◆ **Set problem**
Identify the lines containing the word "name". Copy each one.

◆ **Data**
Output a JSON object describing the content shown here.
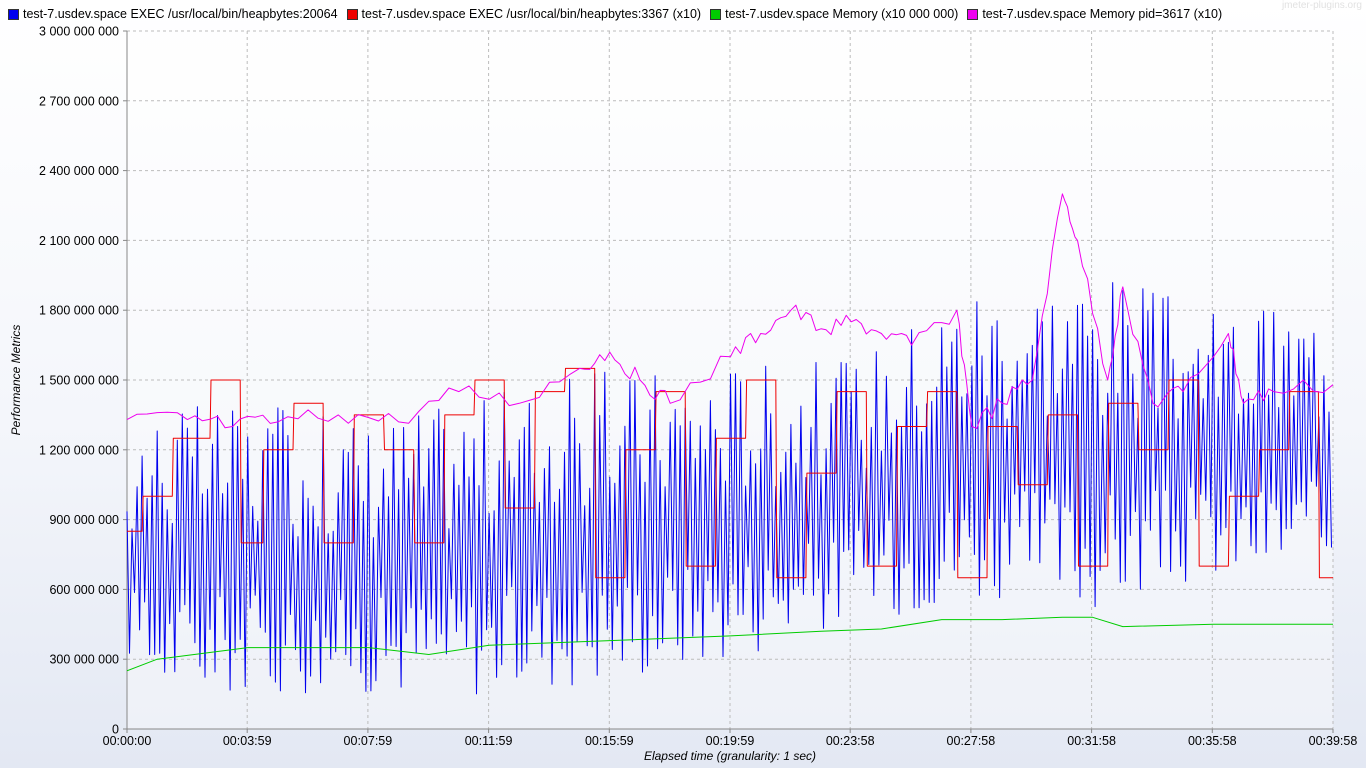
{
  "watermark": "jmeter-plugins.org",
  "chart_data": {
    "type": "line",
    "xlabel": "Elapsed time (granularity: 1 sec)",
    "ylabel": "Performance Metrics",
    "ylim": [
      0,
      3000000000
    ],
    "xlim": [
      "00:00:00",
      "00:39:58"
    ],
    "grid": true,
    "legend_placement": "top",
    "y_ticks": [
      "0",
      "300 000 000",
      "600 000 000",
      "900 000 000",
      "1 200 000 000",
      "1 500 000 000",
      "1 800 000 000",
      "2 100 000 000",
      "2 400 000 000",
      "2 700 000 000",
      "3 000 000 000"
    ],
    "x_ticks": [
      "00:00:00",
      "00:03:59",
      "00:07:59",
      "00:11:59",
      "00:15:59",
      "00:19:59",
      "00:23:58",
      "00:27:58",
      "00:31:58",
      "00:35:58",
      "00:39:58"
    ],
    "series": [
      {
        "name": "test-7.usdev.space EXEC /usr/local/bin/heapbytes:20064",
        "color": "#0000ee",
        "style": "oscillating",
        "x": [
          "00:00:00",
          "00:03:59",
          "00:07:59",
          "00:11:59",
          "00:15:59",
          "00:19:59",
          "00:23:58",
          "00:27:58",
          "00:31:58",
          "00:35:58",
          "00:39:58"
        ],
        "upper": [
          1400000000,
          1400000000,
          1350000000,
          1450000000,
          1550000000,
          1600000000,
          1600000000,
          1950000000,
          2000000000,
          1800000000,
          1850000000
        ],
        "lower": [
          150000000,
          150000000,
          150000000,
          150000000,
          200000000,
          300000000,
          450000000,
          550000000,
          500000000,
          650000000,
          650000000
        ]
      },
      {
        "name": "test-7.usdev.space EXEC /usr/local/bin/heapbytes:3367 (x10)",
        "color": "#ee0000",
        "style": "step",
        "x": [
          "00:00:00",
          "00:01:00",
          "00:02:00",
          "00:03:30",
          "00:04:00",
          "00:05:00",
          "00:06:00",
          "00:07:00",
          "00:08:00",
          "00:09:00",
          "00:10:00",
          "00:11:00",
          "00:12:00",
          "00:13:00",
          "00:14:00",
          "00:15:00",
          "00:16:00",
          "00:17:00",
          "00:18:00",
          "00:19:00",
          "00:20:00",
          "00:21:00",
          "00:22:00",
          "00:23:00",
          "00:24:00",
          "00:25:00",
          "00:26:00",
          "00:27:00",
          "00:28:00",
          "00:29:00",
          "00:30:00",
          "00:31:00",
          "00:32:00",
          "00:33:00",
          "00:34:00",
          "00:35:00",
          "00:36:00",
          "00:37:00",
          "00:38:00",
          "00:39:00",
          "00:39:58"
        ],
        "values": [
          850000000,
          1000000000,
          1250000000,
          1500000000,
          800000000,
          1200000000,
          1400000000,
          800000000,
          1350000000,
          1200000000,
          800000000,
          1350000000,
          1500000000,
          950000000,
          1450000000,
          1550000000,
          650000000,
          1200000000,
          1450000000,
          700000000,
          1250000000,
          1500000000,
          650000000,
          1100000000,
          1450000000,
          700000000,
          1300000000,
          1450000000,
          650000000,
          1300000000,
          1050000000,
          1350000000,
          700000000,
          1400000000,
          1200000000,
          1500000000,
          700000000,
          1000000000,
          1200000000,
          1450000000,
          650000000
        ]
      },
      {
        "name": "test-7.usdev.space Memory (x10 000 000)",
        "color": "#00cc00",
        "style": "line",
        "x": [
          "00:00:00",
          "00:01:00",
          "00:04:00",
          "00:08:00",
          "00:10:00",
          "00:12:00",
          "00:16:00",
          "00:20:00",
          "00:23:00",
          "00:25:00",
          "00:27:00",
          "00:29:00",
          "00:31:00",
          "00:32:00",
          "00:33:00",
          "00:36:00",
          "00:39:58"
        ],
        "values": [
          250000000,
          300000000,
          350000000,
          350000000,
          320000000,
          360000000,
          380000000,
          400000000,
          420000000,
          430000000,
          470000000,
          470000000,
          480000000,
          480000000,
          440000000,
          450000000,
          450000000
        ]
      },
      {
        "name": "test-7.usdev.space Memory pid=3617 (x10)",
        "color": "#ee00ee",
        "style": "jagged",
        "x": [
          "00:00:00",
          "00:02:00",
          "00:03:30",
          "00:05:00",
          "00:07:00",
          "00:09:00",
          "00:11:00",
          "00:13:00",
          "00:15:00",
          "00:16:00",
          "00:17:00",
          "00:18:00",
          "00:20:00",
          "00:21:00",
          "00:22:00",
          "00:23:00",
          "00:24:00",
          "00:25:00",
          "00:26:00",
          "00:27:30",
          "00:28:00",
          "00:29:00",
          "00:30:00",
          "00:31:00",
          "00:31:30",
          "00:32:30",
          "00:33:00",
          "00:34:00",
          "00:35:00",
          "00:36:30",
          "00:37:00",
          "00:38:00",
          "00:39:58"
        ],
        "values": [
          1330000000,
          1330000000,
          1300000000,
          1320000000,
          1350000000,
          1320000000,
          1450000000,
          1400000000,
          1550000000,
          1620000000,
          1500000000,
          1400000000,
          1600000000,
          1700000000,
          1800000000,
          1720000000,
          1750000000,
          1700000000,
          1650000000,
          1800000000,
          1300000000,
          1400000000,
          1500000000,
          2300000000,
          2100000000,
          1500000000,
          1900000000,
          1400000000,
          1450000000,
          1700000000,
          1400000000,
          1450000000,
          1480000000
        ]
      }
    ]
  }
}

◆ **Solution to the exercise**
        "name": "test-7.usdev.space EXEC /usr/local/bin/heapbytes:20064",
        "name": "test-7.usdev.space EXEC /usr/local/bin/heapbytes:3367 (x10)",
        "name": "test-7.usdev.space Memory (x10 000 000)",
        "name": "test-7.usdev.space Memory pid=3617 (x10)",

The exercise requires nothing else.